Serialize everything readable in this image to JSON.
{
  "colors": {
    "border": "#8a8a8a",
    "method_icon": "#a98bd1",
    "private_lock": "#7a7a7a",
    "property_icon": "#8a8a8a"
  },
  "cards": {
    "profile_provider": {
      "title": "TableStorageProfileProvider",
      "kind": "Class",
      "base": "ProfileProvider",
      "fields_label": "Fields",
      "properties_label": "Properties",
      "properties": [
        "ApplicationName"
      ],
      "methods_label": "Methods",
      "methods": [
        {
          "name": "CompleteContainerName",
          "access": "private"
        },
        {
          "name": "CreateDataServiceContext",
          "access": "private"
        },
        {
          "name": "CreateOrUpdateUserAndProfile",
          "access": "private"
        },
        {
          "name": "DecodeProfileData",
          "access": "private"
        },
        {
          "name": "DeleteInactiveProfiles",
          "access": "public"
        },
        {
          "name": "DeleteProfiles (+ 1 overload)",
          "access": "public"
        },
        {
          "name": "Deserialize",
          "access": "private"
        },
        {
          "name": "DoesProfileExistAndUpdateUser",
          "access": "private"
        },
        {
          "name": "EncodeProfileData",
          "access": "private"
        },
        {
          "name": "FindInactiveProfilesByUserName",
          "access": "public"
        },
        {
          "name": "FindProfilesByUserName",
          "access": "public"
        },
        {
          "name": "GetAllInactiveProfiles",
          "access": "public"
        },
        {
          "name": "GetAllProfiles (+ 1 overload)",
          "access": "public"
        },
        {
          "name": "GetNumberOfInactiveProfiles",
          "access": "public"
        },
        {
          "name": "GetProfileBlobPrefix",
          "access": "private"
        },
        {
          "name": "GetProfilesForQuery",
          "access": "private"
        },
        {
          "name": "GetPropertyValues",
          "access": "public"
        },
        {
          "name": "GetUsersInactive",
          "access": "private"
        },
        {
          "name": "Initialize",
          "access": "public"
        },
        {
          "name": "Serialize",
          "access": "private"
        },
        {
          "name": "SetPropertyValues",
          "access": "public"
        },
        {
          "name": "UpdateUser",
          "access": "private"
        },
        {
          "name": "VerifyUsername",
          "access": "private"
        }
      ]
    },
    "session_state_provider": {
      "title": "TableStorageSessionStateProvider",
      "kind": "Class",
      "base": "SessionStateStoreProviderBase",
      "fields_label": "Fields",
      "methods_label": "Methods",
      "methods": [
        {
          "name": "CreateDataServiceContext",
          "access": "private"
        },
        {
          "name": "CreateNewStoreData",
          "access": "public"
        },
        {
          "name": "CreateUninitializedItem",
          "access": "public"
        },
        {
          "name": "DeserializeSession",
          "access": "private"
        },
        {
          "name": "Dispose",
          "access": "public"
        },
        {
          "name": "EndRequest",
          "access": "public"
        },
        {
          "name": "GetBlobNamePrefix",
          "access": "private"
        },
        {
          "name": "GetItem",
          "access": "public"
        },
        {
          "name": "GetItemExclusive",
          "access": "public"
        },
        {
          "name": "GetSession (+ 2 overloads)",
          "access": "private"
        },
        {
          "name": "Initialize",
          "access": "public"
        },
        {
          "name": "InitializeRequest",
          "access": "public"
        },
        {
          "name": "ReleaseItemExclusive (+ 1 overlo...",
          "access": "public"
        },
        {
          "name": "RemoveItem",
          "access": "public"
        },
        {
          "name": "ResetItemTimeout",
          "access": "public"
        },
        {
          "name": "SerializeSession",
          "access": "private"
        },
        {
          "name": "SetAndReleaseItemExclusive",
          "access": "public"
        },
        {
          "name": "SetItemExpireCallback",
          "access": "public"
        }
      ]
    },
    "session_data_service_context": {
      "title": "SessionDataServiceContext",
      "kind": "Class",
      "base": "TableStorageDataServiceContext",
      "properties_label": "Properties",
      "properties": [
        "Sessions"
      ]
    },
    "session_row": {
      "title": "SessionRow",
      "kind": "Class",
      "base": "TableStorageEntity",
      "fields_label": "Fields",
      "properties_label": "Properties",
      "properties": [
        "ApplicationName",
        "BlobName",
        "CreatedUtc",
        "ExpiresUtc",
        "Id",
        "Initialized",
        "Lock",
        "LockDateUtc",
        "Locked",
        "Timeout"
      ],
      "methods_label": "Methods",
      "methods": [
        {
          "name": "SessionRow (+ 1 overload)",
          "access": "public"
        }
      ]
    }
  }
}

+===+

* **THE PROBLEM**: Extract all lines from the material above that include the word "title".

* **EXPECTED ANSWER**:
      "title": "TableStorageProfileProvider",
      "title": "TableStorageSessionStateProvider",
      "title": "SessionDataServiceContext",
      "title": "SessionRow",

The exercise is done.